= Aim =
Every line of the material below must be repeated exactly.

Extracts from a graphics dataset
□ □ □

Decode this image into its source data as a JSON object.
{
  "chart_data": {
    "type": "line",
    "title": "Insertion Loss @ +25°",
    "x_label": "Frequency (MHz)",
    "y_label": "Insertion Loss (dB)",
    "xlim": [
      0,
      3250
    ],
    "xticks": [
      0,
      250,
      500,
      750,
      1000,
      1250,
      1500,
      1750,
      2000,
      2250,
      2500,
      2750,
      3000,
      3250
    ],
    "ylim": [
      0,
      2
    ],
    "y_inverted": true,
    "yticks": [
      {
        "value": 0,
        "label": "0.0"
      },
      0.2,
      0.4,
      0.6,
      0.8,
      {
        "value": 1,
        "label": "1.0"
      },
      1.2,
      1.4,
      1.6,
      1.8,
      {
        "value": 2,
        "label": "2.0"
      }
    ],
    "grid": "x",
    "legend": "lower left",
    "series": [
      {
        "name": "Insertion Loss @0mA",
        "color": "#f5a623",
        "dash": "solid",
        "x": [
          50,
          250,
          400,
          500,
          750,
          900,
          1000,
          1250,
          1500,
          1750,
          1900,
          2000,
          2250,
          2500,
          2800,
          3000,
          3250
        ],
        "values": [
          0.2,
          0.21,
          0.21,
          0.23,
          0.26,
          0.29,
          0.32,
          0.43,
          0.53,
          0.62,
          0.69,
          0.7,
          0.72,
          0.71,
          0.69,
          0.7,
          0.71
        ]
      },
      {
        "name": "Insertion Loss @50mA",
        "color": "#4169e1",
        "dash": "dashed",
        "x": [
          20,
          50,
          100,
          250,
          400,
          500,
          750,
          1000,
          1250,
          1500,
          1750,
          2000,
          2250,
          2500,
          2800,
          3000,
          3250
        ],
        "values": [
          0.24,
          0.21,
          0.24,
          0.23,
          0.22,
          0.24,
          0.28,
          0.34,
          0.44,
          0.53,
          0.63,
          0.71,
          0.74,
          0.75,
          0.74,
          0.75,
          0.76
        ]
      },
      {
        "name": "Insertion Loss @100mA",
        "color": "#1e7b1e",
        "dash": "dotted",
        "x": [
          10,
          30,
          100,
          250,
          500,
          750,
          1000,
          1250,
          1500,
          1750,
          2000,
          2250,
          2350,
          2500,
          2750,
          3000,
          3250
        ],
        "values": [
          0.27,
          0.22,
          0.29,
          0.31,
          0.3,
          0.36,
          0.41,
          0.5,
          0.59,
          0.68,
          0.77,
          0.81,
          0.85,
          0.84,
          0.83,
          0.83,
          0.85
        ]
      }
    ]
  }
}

□ □ □

= Exercise output =
Decode this image into its source data as a JSON object.
{
  "chart_data": {
    "type": "line",
    "title": "Insertion Loss @ +25°",
    "x_label": "Frequency (MHz)",
    "y_label": "Insertion Loss (dB)",
    "xlim": [
      0,
      3250
    ],
    "xticks": [
      0,
      250,
      500,
      750,
      1000,
      1250,
      1500,
      1750,
      2000,
      2250,
      2500,
      2750,
      3000,
      3250
    ],
    "ylim": [
      0,
      2
    ],
    "y_inverted": true,
    "yticks": [
      {
        "value": 0,
        "label": "0.0"
      },
      0.2,
      0.4,
      0.6,
      0.8,
      {
        "value": 1,
        "label": "1.0"
      },
      1.2,
      1.4,
      1.6,
      1.8,
      {
        "value": 2,
        "label": "2.0"
      }
    ],
    "grid": "x",
    "legend": "lower left",
    "series": [
      {
        "name": "Insertion Loss @0mA",
        "color": "#f5a623",
        "dash": "solid",
        "x": [
          50,
          250,
          400,
          500,
          750,
          900,
          1000,
          1250,
          1500,
          1750,
          1900,
          2000,
          2250,
          2500,
          2800,
          3000,
          3250
        ],
        "values": [
          0.2,
          0.21,
          0.21,
          0.23,
          0.26,
          0.29,
          0.32,
          0.43,
          0.53,
          0.62,
          0.69,
          0.7,
          0.72,
          0.71,
          0.69,
          0.7,
          0.71
        ]
      },
      {
        "name": "Insertion Loss @50mA",
        "color": "#4169e1",
        "dash": "dashed",
        "x": [
          20,
          50,
          100,
          250,
          400,
          500,
          750,
          1000,
          1250,
          1500,
          1750,
          2000,
          2250,
          2500,
          2800,
          3000,
          3250
        ],
        "values": [
          0.24,
          0.21,
          0.24,
          0.23,
          0.22,
          0.24,
          0.28,
          0.34,
          0.44,
          0.53,
          0.63,
          0.71,
          0.74,
          0.75,
          0.74,
          0.75,
          0.76
        ]
      },
      {
        "name": "Insertion Loss @100mA",
        "color": "#1e7b1e",
        "dash": "dotted",
        "x": [
          10,
          30,
          100,
          250,
          500,
          750,
          1000,
          1250,
          1500,
          1750,
          2000,
          2250,
          2350,
          2500,
          2750,
          3000,
          3250
        ],
        "values": [
          0.27,
          0.22,
          0.29,
          0.31,
          0.3,
          0.36,
          0.41,
          0.5,
          0.59,
          0.68,
          0.77,
          0.81,
          0.85,
          0.84,
          0.83,
          0.83,
          0.85
        ]
      }
    ]
  }
}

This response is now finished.